GIVEN PROBLEM:
Please copy every line of the records below that holds the word "大会议和".
== RECORDS SHOWN
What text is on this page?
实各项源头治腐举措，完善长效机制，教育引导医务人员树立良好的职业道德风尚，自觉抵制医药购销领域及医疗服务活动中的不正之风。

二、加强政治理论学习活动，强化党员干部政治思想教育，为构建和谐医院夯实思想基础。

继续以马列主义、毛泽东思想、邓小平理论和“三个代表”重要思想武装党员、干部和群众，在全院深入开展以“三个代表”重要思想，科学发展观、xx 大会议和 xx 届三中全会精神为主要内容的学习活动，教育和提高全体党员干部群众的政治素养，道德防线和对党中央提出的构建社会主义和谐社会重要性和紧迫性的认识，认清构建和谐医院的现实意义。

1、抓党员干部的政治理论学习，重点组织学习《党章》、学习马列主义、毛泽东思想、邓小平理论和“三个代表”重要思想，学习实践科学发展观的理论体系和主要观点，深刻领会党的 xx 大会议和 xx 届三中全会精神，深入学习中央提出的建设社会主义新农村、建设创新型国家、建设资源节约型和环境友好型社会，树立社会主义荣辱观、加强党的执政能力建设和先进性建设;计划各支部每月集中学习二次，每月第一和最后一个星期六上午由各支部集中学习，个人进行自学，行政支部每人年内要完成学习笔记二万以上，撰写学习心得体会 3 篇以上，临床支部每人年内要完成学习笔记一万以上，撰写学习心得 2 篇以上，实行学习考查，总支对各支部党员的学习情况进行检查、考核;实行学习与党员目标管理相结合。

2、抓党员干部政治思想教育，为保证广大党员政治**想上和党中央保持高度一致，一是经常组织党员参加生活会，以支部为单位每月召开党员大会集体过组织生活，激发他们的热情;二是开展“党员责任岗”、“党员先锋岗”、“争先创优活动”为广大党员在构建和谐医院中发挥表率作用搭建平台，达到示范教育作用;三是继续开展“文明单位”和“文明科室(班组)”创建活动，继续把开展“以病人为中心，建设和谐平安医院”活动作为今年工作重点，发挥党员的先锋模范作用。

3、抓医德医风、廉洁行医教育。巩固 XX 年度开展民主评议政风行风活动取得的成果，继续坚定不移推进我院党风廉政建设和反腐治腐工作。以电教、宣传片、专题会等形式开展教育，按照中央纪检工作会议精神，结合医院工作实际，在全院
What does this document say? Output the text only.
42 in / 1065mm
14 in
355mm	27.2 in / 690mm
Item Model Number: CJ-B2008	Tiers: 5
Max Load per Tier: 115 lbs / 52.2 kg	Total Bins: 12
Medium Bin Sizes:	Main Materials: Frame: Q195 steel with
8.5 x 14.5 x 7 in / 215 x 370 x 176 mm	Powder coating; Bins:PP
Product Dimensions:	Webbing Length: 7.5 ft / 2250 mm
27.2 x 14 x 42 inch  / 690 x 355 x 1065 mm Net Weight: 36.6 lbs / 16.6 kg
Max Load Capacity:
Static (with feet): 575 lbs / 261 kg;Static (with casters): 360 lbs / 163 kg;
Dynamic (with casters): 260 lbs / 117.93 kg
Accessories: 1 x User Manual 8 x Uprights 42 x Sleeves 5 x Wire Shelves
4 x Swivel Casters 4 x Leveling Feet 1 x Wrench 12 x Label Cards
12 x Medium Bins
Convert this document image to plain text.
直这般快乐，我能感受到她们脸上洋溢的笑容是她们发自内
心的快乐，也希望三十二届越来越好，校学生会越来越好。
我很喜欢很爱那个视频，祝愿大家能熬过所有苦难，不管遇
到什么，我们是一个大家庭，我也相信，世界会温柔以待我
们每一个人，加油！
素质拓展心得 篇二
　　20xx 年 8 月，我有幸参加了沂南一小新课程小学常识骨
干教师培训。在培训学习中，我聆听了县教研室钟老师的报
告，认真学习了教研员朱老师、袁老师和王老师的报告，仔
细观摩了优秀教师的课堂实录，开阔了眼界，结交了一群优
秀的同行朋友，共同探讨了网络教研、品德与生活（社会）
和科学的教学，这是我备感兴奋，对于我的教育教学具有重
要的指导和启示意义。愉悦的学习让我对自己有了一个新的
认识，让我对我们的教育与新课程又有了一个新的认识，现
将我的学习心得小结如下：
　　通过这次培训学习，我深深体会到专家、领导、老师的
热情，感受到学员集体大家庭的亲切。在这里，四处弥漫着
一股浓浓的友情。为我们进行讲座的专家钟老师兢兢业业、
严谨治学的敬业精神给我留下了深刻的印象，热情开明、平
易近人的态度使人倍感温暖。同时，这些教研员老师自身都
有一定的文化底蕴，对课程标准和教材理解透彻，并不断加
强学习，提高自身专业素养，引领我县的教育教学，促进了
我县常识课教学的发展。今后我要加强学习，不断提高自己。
====
RESULT OF THIS EXERCISE:
继续以马列主义、毛泽东思想、邓小平理论和“三个代表”重要思想武装党员、干部和群众，在全院深入开展以“三个代表”重要思想，科学发展观、xx 大会议和 xx 届三中全会精神为主要内容的学习活动，教育和提高全体党员干部群众的政治素养，道德防线和对党中央提出的构建社会主义和谐社会重要性和紧迫性的认识，认清构建和谐医院的现实意义。
1、抓党员干部的政治理论学习，重点组织学习《党章》、学习马列主义、毛泽东思想、邓小平理论和“三个代表”重要思想，学习实践科学发展观的理论体系和主要观点，深刻领会党的 xx 大会议和 xx 届三中全会精神，深入学习中央提出的建设社会主义新农村、建设创新型国家、建设资源节约型和环境友好型社会，树立社会主义荣辱观、加强党的执政能力建设和先进性建设;计划各支部每月集中学习二次，每月第一和最后一个星期六上午由各支部集中学习，个人进行自学，行政支部每人年内要完成学习笔记二万以上，撰写学习心得体会 3 篇以上，临床支部每人年内要完成学习笔记一万以上，撰写学习心得 2 篇以上，实行学习考查，总支对各支部党员的学习情况进行检查、考核;实行学习与党员目标管理相结合。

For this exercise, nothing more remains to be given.